### [Dataset records]
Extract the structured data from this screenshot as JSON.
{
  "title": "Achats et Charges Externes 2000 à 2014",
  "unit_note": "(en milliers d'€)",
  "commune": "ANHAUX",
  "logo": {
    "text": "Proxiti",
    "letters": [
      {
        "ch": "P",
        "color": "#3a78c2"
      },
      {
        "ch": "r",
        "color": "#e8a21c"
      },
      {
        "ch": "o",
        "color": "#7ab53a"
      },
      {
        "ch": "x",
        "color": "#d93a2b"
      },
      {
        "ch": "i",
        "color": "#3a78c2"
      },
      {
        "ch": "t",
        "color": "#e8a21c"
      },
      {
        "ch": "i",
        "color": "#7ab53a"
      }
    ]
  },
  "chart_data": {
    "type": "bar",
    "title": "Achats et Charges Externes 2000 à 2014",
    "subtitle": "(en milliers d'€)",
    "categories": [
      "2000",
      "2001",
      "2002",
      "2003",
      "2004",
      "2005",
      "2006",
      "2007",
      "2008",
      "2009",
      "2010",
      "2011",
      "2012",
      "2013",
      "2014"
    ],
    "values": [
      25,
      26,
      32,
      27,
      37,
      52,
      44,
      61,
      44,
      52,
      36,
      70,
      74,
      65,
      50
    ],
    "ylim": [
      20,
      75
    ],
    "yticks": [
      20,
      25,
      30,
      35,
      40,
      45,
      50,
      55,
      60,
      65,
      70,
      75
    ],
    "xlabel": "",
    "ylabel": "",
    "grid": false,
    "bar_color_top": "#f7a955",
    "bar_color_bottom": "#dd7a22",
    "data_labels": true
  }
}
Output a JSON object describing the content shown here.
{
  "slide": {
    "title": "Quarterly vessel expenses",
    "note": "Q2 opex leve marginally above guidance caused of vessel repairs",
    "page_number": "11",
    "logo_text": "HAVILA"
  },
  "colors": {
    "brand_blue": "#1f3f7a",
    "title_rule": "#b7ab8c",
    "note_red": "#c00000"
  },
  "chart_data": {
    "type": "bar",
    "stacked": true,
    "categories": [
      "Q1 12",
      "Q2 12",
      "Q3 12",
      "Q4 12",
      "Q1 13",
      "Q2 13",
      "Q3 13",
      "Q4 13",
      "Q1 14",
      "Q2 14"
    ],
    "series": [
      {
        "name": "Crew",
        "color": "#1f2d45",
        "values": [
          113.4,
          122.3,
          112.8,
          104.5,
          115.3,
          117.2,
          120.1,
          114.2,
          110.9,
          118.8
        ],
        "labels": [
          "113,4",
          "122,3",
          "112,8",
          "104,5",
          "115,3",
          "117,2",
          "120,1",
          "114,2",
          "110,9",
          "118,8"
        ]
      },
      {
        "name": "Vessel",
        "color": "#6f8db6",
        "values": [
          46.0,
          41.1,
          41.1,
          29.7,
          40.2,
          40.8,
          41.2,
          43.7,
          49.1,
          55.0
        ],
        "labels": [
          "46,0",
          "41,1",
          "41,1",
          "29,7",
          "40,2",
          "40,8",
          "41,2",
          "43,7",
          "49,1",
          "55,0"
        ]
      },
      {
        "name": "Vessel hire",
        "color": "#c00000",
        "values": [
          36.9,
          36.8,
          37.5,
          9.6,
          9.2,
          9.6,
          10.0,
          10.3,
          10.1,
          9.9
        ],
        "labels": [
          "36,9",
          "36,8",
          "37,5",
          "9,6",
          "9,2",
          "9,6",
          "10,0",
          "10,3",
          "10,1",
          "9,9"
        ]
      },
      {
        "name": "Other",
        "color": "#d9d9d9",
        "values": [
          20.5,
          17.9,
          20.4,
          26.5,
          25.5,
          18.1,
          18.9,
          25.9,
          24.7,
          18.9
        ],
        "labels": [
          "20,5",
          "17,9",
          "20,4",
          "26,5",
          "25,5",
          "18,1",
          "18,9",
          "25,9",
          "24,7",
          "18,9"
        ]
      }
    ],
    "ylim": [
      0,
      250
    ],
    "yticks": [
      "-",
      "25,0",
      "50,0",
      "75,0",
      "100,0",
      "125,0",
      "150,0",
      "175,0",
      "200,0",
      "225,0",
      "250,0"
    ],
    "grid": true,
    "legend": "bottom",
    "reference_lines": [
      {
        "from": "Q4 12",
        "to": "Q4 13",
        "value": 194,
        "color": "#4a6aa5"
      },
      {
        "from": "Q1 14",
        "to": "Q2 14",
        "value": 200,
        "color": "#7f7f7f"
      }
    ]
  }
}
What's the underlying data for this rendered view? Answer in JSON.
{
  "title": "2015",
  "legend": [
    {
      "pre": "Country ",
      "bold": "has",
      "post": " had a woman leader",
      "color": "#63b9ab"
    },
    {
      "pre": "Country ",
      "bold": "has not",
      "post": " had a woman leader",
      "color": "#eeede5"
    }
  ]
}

### [Task description]
Print every entry exactly as written.

### [The result]
Extract the structured data from this screenshot as JSON.
{
  "title": "Achats et Charges Externes 2000 à 2014",
  "unit_note": "(en milliers d'€)",
  "commune": "ANHAUX",
  "logo": {
    "text": "Proxiti",
    "letters": [
      {
        "ch": "P",
        "color": "#3a78c2"
      },
      {
        "ch": "r",
        "color": "#e8a21c"
      },
      {
        "ch": "o",
        "color": "#7ab53a"
      },
      {
        "ch": "x",
        "color": "#d93a2b"
      },
      {
        "ch": "i",
        "color": "#3a78c2"
      },
      {
        "ch": "t",
        "color": "#e8a21c"
      },
      {
        "ch": "i",
        "color": "#7ab53a"
      }
    ]
  },
  "chart_data": {
    "type": "bar",
    "title": "Achats et Charges Externes 2000 à 2014",
    "subtitle": "(en milliers d'€)",
    "categories": [
      "2000",
      "2001",
      "2002",
      "2003",
      "2004",
      "2005",
      "2006",
      "2007",
      "2008",
      "2009",
      "2010",
      "2011",
      "2012",
      "2013",
      "2014"
    ],
    "values": [
      25,
      26,
      32,
      27,
      37,
      52,
      44,
      61,
      44,
      52,
      36,
      70,
      74,
      65,
      50
    ],
    "ylim": [
      20,
      75
    ],
    "yticks": [
      20,
      25,
      30,
      35,
      40,
      45,
      50,
      55,
      60,
      65,
      70,
      75
    ],
    "xlabel": "",
    "ylabel": "",
    "grid": false,
    "bar_color_top": "#f7a955",
    "bar_color_bottom": "#dd7a22",
    "data_labels": true
  }
}
Output a JSON object describing the content shown here.
{
  "slide": {
    "title": "Quarterly vessel expenses",
    "note": "Q2 opex leve marginally above guidance caused of vessel repairs",
    "page_number": "11",
    "logo_text": "HAVILA"
  },
  "colors": {
    "brand_blue": "#1f3f7a",
    "title_rule": "#b7ab8c",
    "note_red": "#c00000"
  },
  "chart_data": {
    "type": "bar",
    "stacked": true,
    "categories": [
      "Q1 12",
      "Q2 12",
      "Q3 12",
      "Q4 12",
      "Q1 13",
      "Q2 13",
      "Q3 13",
      "Q4 13",
      "Q1 14",
      "Q2 14"
    ],
    "series": [
      {
        "name": "Crew",
        "color": "#1f2d45",
        "values": [
          113.4,
          122.3,
          112.8,
          104.5,
          115.3,
          117.2,
          120.1,
          114.2,
          110.9,
          118.8
        ],
        "labels": [
          "113,4",
          "122,3",
          "112,8",
          "104,5",
          "115,3",
          "117,2",
          "120,1",
          "114,2",
          "110,9",
          "118,8"
        ]
      },
      {
        "name": "Vessel",
        "color": "#6f8db6",
        "values": [
          46.0,
          41.1,
          41.1,
          29.7,
          40.2,
          40.8,
          41.2,
          43.7,
          49.1,
          55.0
        ],
        "labels": [
          "46,0",
          "41,1",
          "41,1",
          "29,7",
          "40,2",
          "40,8",
          "41,2",
          "43,7",
          "49,1",
          "55,0"
        ]
      },
      {
        "name": "Vessel hire",
        "color": "#c00000",
        "values": [
          36.9,
          36.8,
          37.5,
          9.6,
          9.2,
          9.6,
          10.0,
          10.3,
          10.1,
          9.9
        ],
        "labels": [
          "36,9",
          "36,8",
          "37,5",
          "9,6",
          "9,2",
          "9,6",
          "10,0",
          "10,3",
          "10,1",
          "9,9"
        ]
      },
      {
        "name": "Other",
        "color": "#d9d9d9",
        "values": [
          20.5,
          17.9,
          20.4,
          26.5,
          25.5,
          18.1,
          18.9,
          25.9,
          24.7,
          18.9
        ],
        "labels": [
          "20,5",
          "17,9",
          "20,4",
          "26,5",
          "25,5",
          "18,1",
          "18,9",
          "25,9",
          "24,7",
          "18,9"
        ]
      }
    ],
    "ylim": [
      0,
      250
    ],
    "yticks": [
      "-",
      "25,0",
      "50,0",
      "75,0",
      "100,0",
      "125,0",
      "150,0",
      "175,0",
      "200,0",
      "225,0",
      "250,0"
    ],
    "grid": true,
    "legend": "bottom",
    "reference_lines": [
      {
        "from": "Q4 12",
        "to": "Q4 13",
        "value": 194,
        "color": "#4a6aa5"
      },
      {
        "from": "Q1 14",
        "to": "Q2 14",
        "value": 200,
        "color": "#7f7f7f"
      }
    ]
  }
}
What's the underlying data for this rendered view? Answer in JSON.
{
  "title": "2015",
  "legend": [
    {
      "pre": "Country ",
      "bold": "has",
      "post": " had a woman leader",
      "color": "#63b9ab"
    },
    {
      "pre": "Country ",
      "bold": "has not",
      "post": " had a woman leader",
      "color": "#eeede5"
    }
  ]
}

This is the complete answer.